DO THIS —
Sift the listing for lines that hold the string "Нгураха" and pull them out.

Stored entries
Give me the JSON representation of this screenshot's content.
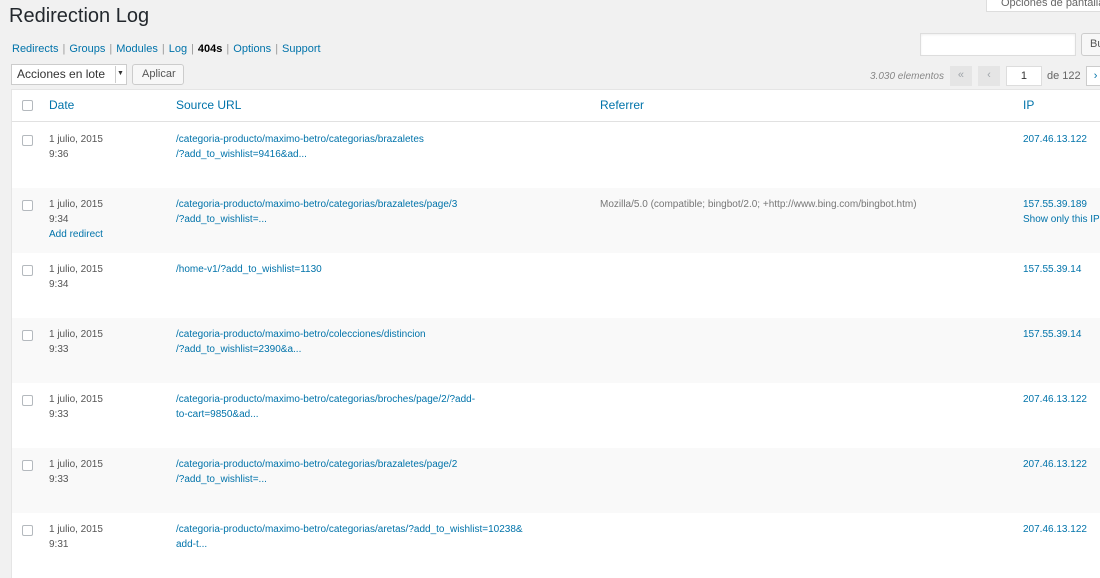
{
  "screen_options_label": "Opciones de pantalla",
  "page_title": "Redirection Log",
  "subnav": [
    {
      "label": "Redirects",
      "current": false
    },
    {
      "label": "Groups",
      "current": false
    },
    {
      "label": "Modules",
      "current": false
    },
    {
      "label": "Log",
      "current": false
    },
    {
      "label": "404s",
      "current": true
    },
    {
      "label": "Options",
      "current": false
    },
    {
      "label": "Support",
      "current": false
    }
  ],
  "search": {
    "value": "",
    "button_label": "Buscar"
  },
  "bulk": {
    "selected": "Acciones en lote",
    "apply_label": "Aplicar"
  },
  "pagination": {
    "count": "3.030 elementos",
    "first": "«",
    "prev": "‹",
    "current_page": "1",
    "of_label": "de 122",
    "next": "›"
  },
  "columns": {
    "date": "Date",
    "source": "Source URL",
    "referrer": "Referrer",
    "ip": "IP"
  },
  "rows": [
    {
      "date": "1 julio, 2015",
      "time": "9:36",
      "action": "",
      "source_1": "/categoria-producto/maximo-betro/categorias/brazaletes",
      "source_2": "/?add_to_wishlist=9416&ad...",
      "referrer": "",
      "ip": "207.46.13.122",
      "ip_action": ""
    },
    {
      "date": "1 julio, 2015",
      "time": "9:34",
      "action": "Add redirect",
      "source_1": "/categoria-producto/maximo-betro/categorias/brazaletes/page/3",
      "source_2": "/?add_to_wishlist=...",
      "referrer": "Mozilla/5.0 (compatible; bingbot/2.0; +http://www.bing.com/bingbot.htm)",
      "ip": "157.55.39.189",
      "ip_action": "Show only this IP"
    },
    {
      "date": "1 julio, 2015",
      "time": "9:34",
      "action": "",
      "source_1": "/home-v1/?add_to_wishlist=1130",
      "source_2": "",
      "referrer": "",
      "ip": "157.55.39.14",
      "ip_action": ""
    },
    {
      "date": "1 julio, 2015",
      "time": "9:33",
      "action": "",
      "source_1": "/categoria-producto/maximo-betro/colecciones/distincion",
      "source_2": "/?add_to_wishlist=2390&a...",
      "referrer": "",
      "ip": "157.55.39.14",
      "ip_action": ""
    },
    {
      "date": "1 julio, 2015",
      "time": "9:33",
      "action": "",
      "source_1": "/categoria-producto/maximo-betro/categorias/broches/page/2/?add-",
      "source_2": "to-cart=9850&ad...",
      "referrer": "",
      "ip": "207.46.13.122",
      "ip_action": ""
    },
    {
      "date": "1 julio, 2015",
      "time": "9:33",
      "action": "",
      "source_1": "/categoria-producto/maximo-betro/categorias/brazaletes/page/2",
      "source_2": "/?add_to_wishlist=...",
      "referrer": "",
      "ip": "207.46.13.122",
      "ip_action": ""
    },
    {
      "date": "1 julio, 2015",
      "time": "9:31",
      "action": "",
      "source_1": "/categoria-producto/maximo-betro/categorias/aretas/?add_to_wishlist=10238&",
      "source_2": "add-t...",
      "referrer": "",
      "ip": "207.46.13.122",
      "ip_action": ""
    }
  ]
}
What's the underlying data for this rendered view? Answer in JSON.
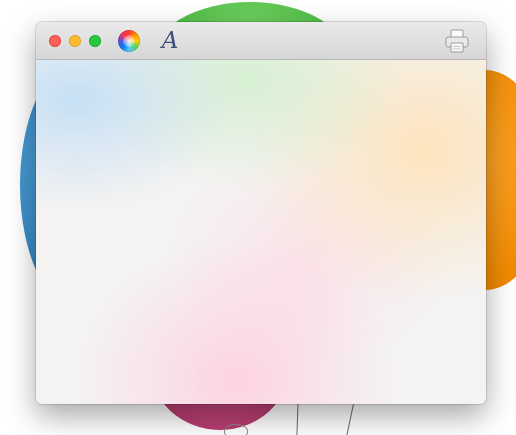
{
  "window": {
    "traffic_lights": [
      "close",
      "minimize",
      "zoom"
    ],
    "toolbar": {
      "color_picker_icon": "color-wheel-icon",
      "font_icon": "font-italic-a-icon",
      "font_glyph": "A",
      "print_icon": "printer-icon"
    }
  },
  "colors": {
    "close": "#fe5f57",
    "minimize": "#febc2e",
    "zoom": "#28c840",
    "font_glyph": "#3c4f78"
  }
}
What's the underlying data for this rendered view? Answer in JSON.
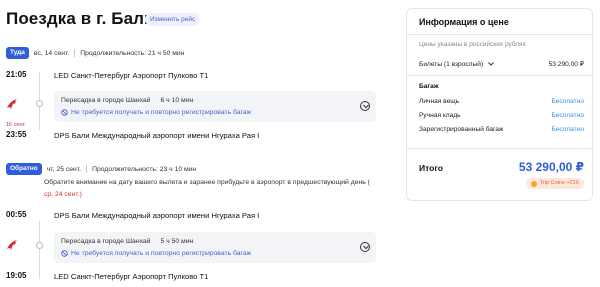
{
  "page": {
    "title": "Поездка в г. Бали",
    "change_flight": "Изменить рейс"
  },
  "outbound": {
    "badge": "Туда",
    "date": "вс, 14 сент.",
    "duration": "Продолжительность: 21 ч 50 мин",
    "dep_time": "21:05",
    "dep_airport": "LED Санкт-Петербург Аэропорт Пулково T1",
    "transfer_city": "Пересадка в городе Шанхай",
    "transfer_duration": "6 ч 10 мин",
    "baggage_note": "Не требуется получать и повторно регистрировать багаж",
    "arr_date_note": "15 сент.",
    "arr_time": "23:55",
    "arr_airport": "DPS Бали Международный аэропорт имени Нгураха Рая I"
  },
  "return": {
    "badge": "Обратно",
    "date": "чт, 25 сент.",
    "duration": "Продолжительность: 23 ч 10 мин",
    "notice": "Обратите внимание на дату вашего вылета и заранее прибудьте в аэропорт в предшествующий день (",
    "notice_date": "ср, 24 сент.)",
    "dep_time": "00:55",
    "dep_airport": "DPS Бали Международный аэропорт имени Нгураха Рая I",
    "transfer_city": "Пересадка в городе Шанхай",
    "transfer_duration": "5 ч 50 мин",
    "baggage_note": "Не требуется получать и повторно регистрировать багаж",
    "arr_time": "19:05",
    "arr_airport": "LED Санкт-Петербург Аэропорт Пулково T1"
  },
  "price_card": {
    "title": "Информация о цене",
    "currency_note": "Цены указаны в российских рублях",
    "tickets_label": "Билеты (1 взрослый)",
    "tickets_price": "53 290,00 ₽",
    "baggage_head": "Багаж",
    "personal_item": "Личная вещь",
    "personal_item_value": "Бесплатно",
    "carry_on": "Ручная кладь",
    "carry_on_value": "Бесплатно",
    "checked": "Зарегистрированный багаж",
    "checked_value": "Бесплатно",
    "total_label": "Итого",
    "total_price": "53 290,00 ₽",
    "coins": "Trip Coins +216"
  },
  "colors": {
    "accent": "#2f5fd6",
    "link": "#3a8de0",
    "warning": "#d0312d",
    "airline_red": "#d32f2f"
  },
  "icons": [
    "airline-logo-icon",
    "no-baggage-icon",
    "chevron-down-icon",
    "coin-icon"
  ]
}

COMPLETE OUTPUT —
    "arr_airport": "DPS Бали Международный аэропорт имени Нгураха Рая I"
    "dep_airport": "DPS Бали Международный аэропорт имени Нгураха Рая I",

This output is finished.